Provided records:
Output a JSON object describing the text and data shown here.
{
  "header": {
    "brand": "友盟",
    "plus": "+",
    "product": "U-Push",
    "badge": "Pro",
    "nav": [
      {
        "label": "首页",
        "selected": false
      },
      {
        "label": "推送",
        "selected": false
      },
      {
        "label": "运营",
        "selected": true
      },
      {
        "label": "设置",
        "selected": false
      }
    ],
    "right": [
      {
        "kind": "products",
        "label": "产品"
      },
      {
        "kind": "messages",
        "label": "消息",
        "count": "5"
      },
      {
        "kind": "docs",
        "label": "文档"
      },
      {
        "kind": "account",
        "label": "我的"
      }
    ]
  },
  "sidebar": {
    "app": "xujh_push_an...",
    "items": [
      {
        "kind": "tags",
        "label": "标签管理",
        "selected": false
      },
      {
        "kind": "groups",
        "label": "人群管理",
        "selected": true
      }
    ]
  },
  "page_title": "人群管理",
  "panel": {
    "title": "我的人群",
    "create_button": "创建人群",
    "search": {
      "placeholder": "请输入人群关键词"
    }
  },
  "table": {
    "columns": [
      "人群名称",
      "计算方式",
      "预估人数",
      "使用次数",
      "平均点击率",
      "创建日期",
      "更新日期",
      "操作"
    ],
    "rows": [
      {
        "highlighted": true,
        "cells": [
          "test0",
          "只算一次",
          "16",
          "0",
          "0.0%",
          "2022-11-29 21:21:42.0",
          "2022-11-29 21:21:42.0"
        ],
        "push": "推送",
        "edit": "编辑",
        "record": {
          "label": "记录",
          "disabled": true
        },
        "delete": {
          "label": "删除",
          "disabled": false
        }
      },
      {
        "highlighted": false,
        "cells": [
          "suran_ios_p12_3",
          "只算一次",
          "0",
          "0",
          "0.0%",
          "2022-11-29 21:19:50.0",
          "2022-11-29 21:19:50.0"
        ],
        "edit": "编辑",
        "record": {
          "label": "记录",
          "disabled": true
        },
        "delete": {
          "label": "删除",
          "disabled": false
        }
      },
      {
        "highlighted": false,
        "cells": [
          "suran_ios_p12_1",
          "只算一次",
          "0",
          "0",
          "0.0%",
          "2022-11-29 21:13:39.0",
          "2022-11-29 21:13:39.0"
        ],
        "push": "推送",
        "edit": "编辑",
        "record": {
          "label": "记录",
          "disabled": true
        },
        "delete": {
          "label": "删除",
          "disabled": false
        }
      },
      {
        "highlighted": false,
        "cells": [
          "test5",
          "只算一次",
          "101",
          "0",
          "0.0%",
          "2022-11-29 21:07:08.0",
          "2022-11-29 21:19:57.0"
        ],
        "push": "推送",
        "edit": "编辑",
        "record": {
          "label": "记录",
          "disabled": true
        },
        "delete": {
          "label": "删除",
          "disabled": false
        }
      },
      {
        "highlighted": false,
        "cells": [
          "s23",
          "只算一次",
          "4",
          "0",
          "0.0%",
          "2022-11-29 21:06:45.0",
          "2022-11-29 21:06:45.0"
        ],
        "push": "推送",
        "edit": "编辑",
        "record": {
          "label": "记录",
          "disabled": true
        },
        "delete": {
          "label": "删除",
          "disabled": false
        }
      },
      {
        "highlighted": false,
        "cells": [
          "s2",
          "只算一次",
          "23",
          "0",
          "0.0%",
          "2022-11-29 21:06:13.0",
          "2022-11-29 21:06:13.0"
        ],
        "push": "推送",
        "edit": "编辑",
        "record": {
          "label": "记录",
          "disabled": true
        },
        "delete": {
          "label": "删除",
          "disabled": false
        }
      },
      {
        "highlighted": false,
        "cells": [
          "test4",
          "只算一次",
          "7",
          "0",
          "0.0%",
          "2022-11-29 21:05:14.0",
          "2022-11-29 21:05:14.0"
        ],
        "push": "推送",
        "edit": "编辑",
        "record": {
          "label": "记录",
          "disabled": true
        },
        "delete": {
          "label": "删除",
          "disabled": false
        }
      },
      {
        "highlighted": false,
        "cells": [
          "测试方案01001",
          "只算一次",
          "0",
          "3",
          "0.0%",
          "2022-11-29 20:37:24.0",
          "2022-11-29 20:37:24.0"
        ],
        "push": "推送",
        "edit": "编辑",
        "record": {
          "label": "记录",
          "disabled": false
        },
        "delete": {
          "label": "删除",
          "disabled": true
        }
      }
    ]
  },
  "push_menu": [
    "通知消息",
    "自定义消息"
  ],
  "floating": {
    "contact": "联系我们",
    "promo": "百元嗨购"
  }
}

Instructions to follow:
Make an exact copy of the data above.

Answer in full:
Output a JSON object describing the text and data shown here.
{
  "header": {
    "brand": "友盟",
    "plus": "+",
    "product": "U-Push",
    "badge": "Pro",
    "nav": [
      {
        "label": "首页",
        "selected": false
      },
      {
        "label": "推送",
        "selected": false
      },
      {
        "label": "运营",
        "selected": true
      },
      {
        "label": "设置",
        "selected": false
      }
    ],
    "right": [
      {
        "kind": "products",
        "label": "产品"
      },
      {
        "kind": "messages",
        "label": "消息",
        "count": "5"
      },
      {
        "kind": "docs",
        "label": "文档"
      },
      {
        "kind": "account",
        "label": "我的"
      }
    ]
  },
  "sidebar": {
    "app": "xujh_push_an...",
    "items": [
      {
        "kind": "tags",
        "label": "标签管理",
        "selected": false
      },
      {
        "kind": "groups",
        "label": "人群管理",
        "selected": true
      }
    ]
  },
  "page_title": "人群管理",
  "panel": {
    "title": "我的人群",
    "create_button": "创建人群",
    "search": {
      "placeholder": "请输入人群关键词"
    }
  },
  "table": {
    "columns": [
      "人群名称",
      "计算方式",
      "预估人数",
      "使用次数",
      "平均点击率",
      "创建日期",
      "更新日期",
      "操作"
    ],
    "rows": [
      {
        "highlighted": true,
        "cells": [
          "test0",
          "只算一次",
          "16",
          "0",
          "0.0%",
          "2022-11-29 21:21:42.0",
          "2022-11-29 21:21:42.0"
        ],
        "push": "推送",
        "edit": "编辑",
        "record": {
          "label": "记录",
          "disabled": true
        },
        "delete": {
          "label": "删除",
          "disabled": false
        }
      },
      {
        "highlighted": false,
        "cells": [
          "suran_ios_p12_3",
          "只算一次",
          "0",
          "0",
          "0.0%",
          "2022-11-29 21:19:50.0",
          "2022-11-29 21:19:50.0"
        ],
        "edit": "编辑",
        "record": {
          "label": "记录",
          "disabled": true
        },
        "delete": {
          "label": "删除",
          "disabled": false
        }
      },
      {
        "highlighted": false,
        "cells": [
          "suran_ios_p12_1",
          "只算一次",
          "0",
          "0",
          "0.0%",
          "2022-11-29 21:13:39.0",
          "2022-11-29 21:13:39.0"
        ],
        "push": "推送",
        "edit": "编辑",
        "record": {
          "label": "记录",
          "disabled": true
        },
        "delete": {
          "label": "删除",
          "disabled": false
        }
      },
      {
        "highlighted": false,
        "cells": [
          "test5",
          "只算一次",
          "101",
          "0",
          "0.0%",
          "2022-11-29 21:07:08.0",
          "2022-11-29 21:19:57.0"
        ],
        "push": "推送",
        "edit": "编辑",
        "record": {
          "label": "记录",
          "disabled": true
        },
        "delete": {
          "label": "删除",
          "disabled": false
        }
      },
      {
        "highlighted": false,
        "cells": [
          "s23",
          "只算一次",
          "4",
          "0",
          "0.0%",
          "2022-11-29 21:06:45.0",
          "2022-11-29 21:06:45.0"
        ],
        "push": "推送",
        "edit": "编辑",
        "record": {
          "label": "记录",
          "disabled": true
        },
        "delete": {
          "label": "删除",
          "disabled": false
        }
      },
      {
        "highlighted": false,
        "cells": [
          "s2",
          "只算一次",
          "23",
          "0",
          "0.0%",
          "2022-11-29 21:06:13.0",
          "2022-11-29 21:06:13.0"
        ],
        "push": "推送",
        "edit": "编辑",
        "record": {
          "label": "记录",
          "disabled": true
        },
        "delete": {
          "label": "删除",
          "disabled": false
        }
      },
      {
        "highlighted": false,
        "cells": [
          "test4",
          "只算一次",
          "7",
          "0",
          "0.0%",
          "2022-11-29 21:05:14.0",
          "2022-11-29 21:05:14.0"
        ],
        "push": "推送",
        "edit": "编辑",
        "record": {
          "label": "记录",
          "disabled": true
        },
        "delete": {
          "label": "删除",
          "disabled": false
        }
      },
      {
        "highlighted": false,
        "cells": [
          "测试方案01001",
          "只算一次",
          "0",
          "3",
          "0.0%",
          "2022-11-29 20:37:24.0",
          "2022-11-29 20:37:24.0"
        ],
        "push": "推送",
        "edit": "编辑",
        "record": {
          "label": "记录",
          "disabled": false
        },
        "delete": {
          "label": "删除",
          "disabled": true
        }
      }
    ]
  },
  "push_menu": [
    "通知消息",
    "自定义消息"
  ],
  "floating": {
    "contact": "联系我们",
    "promo": "百元嗨购"
  }
}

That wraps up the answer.